*** SUPPLIED RECORDS

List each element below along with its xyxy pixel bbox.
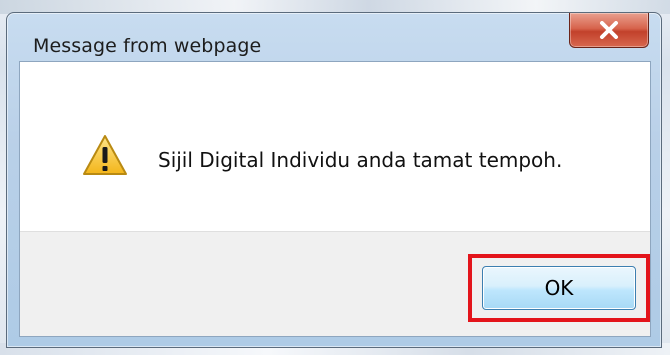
warning-icon <box>82 134 128 176</box>
dialog-title: Message from webpage <box>33 35 262 57</box>
close-icon <box>598 21 620 39</box>
dialog-content: Sijil Digital Individu anda tamat tempoh… <box>19 61 651 337</box>
screen: Message from webpage Sijil Digital Indiv… <box>0 0 670 355</box>
message-text: Sijil Digital Individu anda tamat tempoh… <box>158 148 563 172</box>
ok-button[interactable]: OK <box>482 266 636 310</box>
close-button[interactable] <box>569 13 649 48</box>
dialog-titlebar[interactable]: Message from webpage <box>7 13 661 61</box>
message-area: Sijil Digital Individu anda tamat tempoh… <box>20 62 650 232</box>
message-dialog: Message from webpage Sijil Digital Indiv… <box>6 12 662 348</box>
dialog-footer: OK <box>20 231 650 336</box>
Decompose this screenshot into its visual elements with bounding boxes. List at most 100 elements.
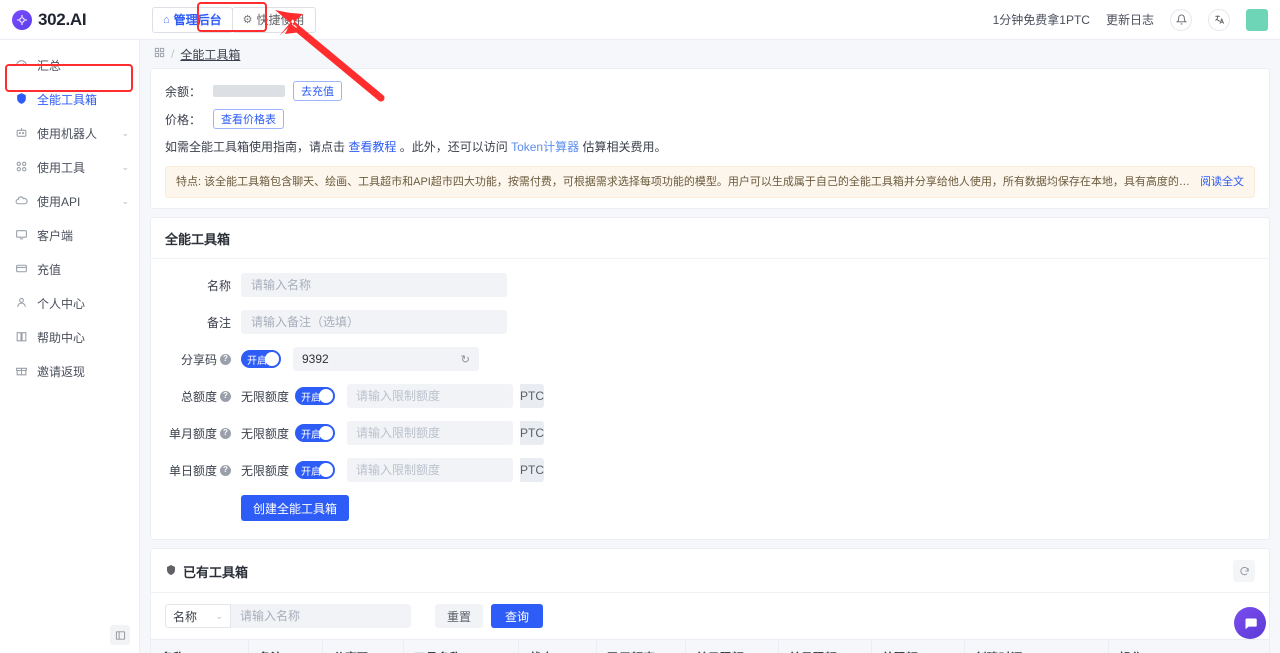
chevron-down-icon: ⌄ [121, 128, 129, 138]
collapse-icon[interactable] [110, 625, 130, 645]
reset-button[interactable]: 重置 [435, 604, 484, 628]
month-quota-field: PTC [347, 421, 545, 445]
sidebar-item-tools-label: 使用工具 [37, 161, 86, 175]
filter-field-select[interactable]: 名称 ⌄ [165, 604, 231, 628]
guide-mid: 。此外，还可以访问 [399, 140, 508, 154]
month-quota-toggle[interactable]: 开启 [295, 424, 336, 442]
balance-value-redacted [213, 85, 285, 97]
sidebar-item-help[interactable]: 帮助中心 [0, 324, 139, 351]
month-quota-toggle-label: 开启 [301, 429, 322, 441]
field-remark: 备注 [165, 310, 1255, 334]
sidebar-item-tools[interactable]: 使用工具 ⌄ [0, 154, 139, 181]
monitor-icon [14, 228, 28, 244]
tab-admin-console[interactable]: ⌂ 管理后台 [152, 6, 233, 33]
col-tool-name: 工具名称 [403, 639, 520, 653]
help-icon[interactable]: ? [220, 390, 231, 402]
read-full-link[interactable]: 阅读全文 [1200, 174, 1244, 190]
changelog-link[interactable]: 更新日志 [1106, 11, 1154, 28]
create-toolbox-title: 全能工具箱 [151, 218, 1269, 259]
user-icon [14, 296, 28, 312]
field-share-code: 分享码 ? 开启 9392 ↻ [165, 347, 1255, 371]
col-used-quota: 已用额度 [596, 639, 686, 653]
total-quota-input[interactable] [347, 384, 521, 408]
breadcrumb-current[interactable]: 全能工具箱 [180, 46, 240, 63]
field-name: 名称 [165, 273, 1255, 297]
share-code-value: 9392 [302, 352, 329, 366]
sidebar-item-client[interactable]: 客户端 [0, 222, 139, 249]
header-actions: 1分钟免费拿1PTC 更新日志 [993, 0, 1280, 40]
day-quota-toggle-label: 开启 [301, 466, 322, 478]
sidebar-item-robot-label: 使用机器人 [37, 127, 98, 141]
col-month-limit: 单月限额 [778, 639, 872, 653]
chevron-down-icon: ⌄ [215, 610, 223, 621]
create-toolbox-button[interactable]: 创建全能工具箱 [241, 495, 350, 521]
sidebar-item-help-label: 帮助中心 [37, 331, 86, 345]
total-quota-toggle[interactable]: 开启 [295, 387, 336, 405]
month-quota-unit: PTC [520, 421, 545, 445]
sidebar-item-profile-label: 个人中心 [37, 297, 86, 311]
sidebar-item-recharge[interactable]: 充值 [0, 256, 139, 283]
chevron-down-icon: ⌄ [121, 162, 129, 172]
promo-link[interactable]: 1分钟免费拿1PTC [993, 11, 1090, 28]
feature-notice: 特点: 该全能工具箱包含聊天、绘画、工具超市和API超市四大功能，按需付费，可根… [165, 166, 1255, 198]
price-label: 价格： [165, 112, 202, 127]
sidebar-item-api[interactable]: 使用API ⌄ [0, 188, 139, 215]
sidebar-item-api-label: 使用API [37, 195, 81, 209]
recharge-button[interactable]: 去充值 [293, 81, 342, 101]
toggle-knob [319, 426, 334, 440]
field-total-quota: 总额度 ? 无限额度 开启 PTC [165, 384, 1255, 408]
breadcrumb-separator: / [171, 47, 175, 61]
logo-icon [12, 9, 32, 30]
balance-row: 余额： 去充值 [165, 81, 1255, 101]
tutorial-link[interactable]: 查看教程 [348, 140, 396, 154]
tab-quick-use-label: 快捷使用 [256, 13, 305, 27]
language-icon[interactable] [1208, 8, 1230, 31]
submit-row: 创建全能工具箱 [165, 495, 1255, 521]
toolbox-icon [165, 564, 177, 579]
query-button[interactable]: 查询 [491, 604, 544, 628]
sidebar-item-profile[interactable]: 个人中心 [0, 290, 139, 317]
gear-icon: ⚙ [242, 14, 253, 26]
tab-quick-use[interactable]: ⚙ 快捷使用 [231, 6, 316, 33]
help-icon[interactable]: ? [220, 464, 231, 476]
toggle-knob [319, 463, 334, 477]
month-quota-input[interactable] [347, 421, 521, 445]
price-row: 价格： 查看价格表 [165, 109, 1255, 129]
filter-search-input[interactable] [231, 604, 411, 628]
help-icon[interactable]: ? [220, 427, 231, 439]
bell-icon[interactable] [1170, 8, 1192, 31]
sidebar-item-invite[interactable]: 邀请返现 [0, 358, 139, 385]
header-tabs: ⌂ 管理后台 ⚙ 快捷使用 [152, 0, 316, 40]
price-list-button[interactable]: 查看价格表 [213, 109, 284, 129]
total-quota-toggle-label: 开启 [301, 392, 322, 404]
guide-prefix: 如需全能工具箱使用指南，请点击 [165, 140, 346, 154]
remark-input[interactable] [241, 310, 507, 334]
sidebar-item-invite-label: 邀请返现 [37, 365, 86, 379]
refresh-icon[interactable]: ↻ [461, 353, 470, 366]
share-code-field[interactable]: 9392 ↻ [293, 347, 479, 371]
sidebar-item-summary[interactable]: 汇总 [0, 52, 139, 79]
chat-icon[interactable] [1234, 607, 1266, 639]
col-remark: 备注 [248, 639, 324, 653]
day-quota-input[interactable] [347, 458, 521, 482]
existing-toolbox-header: 已有工具箱 [151, 549, 1269, 593]
filter-field-label: 名称 [173, 609, 198, 624]
name-input[interactable] [241, 273, 507, 297]
token-calculator-link[interactable]: Token计算器 [511, 140, 579, 154]
dashboard-icon [14, 58, 28, 74]
sidebar-item-summary-label: 汇总 [37, 59, 62, 73]
top-header: 302.AI ⌂ 管理后台 ⚙ 快捷使用 1分钟免费拿1PTC 更新日志 [0, 0, 1280, 40]
day-quota-field: PTC [347, 458, 545, 482]
help-icon[interactable]: ? [220, 353, 231, 365]
apps-icon [154, 47, 165, 61]
day-quota-toggle[interactable]: 开启 [295, 461, 336, 479]
total-unlimited-label: 无限额度 [241, 389, 290, 404]
sidebar-item-robot[interactable]: 使用机器人 ⌄ [0, 120, 139, 147]
table-header-row: 名称 备注 分享码 工具名称 状态 已用额度 单日限额 单月限额 总限额 创建时… [151, 639, 1269, 653]
refresh-icon[interactable] [1233, 560, 1255, 582]
share-code-toggle[interactable]: 开启 [241, 350, 281, 368]
field-total-quota-text: 总额度 [180, 389, 217, 404]
avatar[interactable] [1246, 8, 1268, 31]
brand[interactable]: 302.AI [0, 0, 140, 40]
sidebar-item-toolbox[interactable]: 全能工具箱 [0, 86, 139, 113]
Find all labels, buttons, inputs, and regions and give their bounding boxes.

******

• **GOAL**:
Identify every line in the items above that contains the string "header", and copy each of those lines in full.

• **EXERCISE RESULT**:
header-actions: 1分钟免费拿1PTC 更新日志 [993, 0, 1280, 40]
header-tabs: ⌂ 管理后台 ⚙ 快捷使用 [152, 0, 316, 40]
existing-toolbox-header: 已有工具箱 [151, 549, 1269, 593]
top-header: 302.AI ⌂ 管理后台 ⚙ 快捷使用 1分钟免费拿1PTC 更新日志 [0, 0, 1280, 40]
table-header-row: 名称 备注 分享码 工具名称 状态 已用额度 单日限额 单月限额 总限额 创建时… [151, 639, 1269, 653]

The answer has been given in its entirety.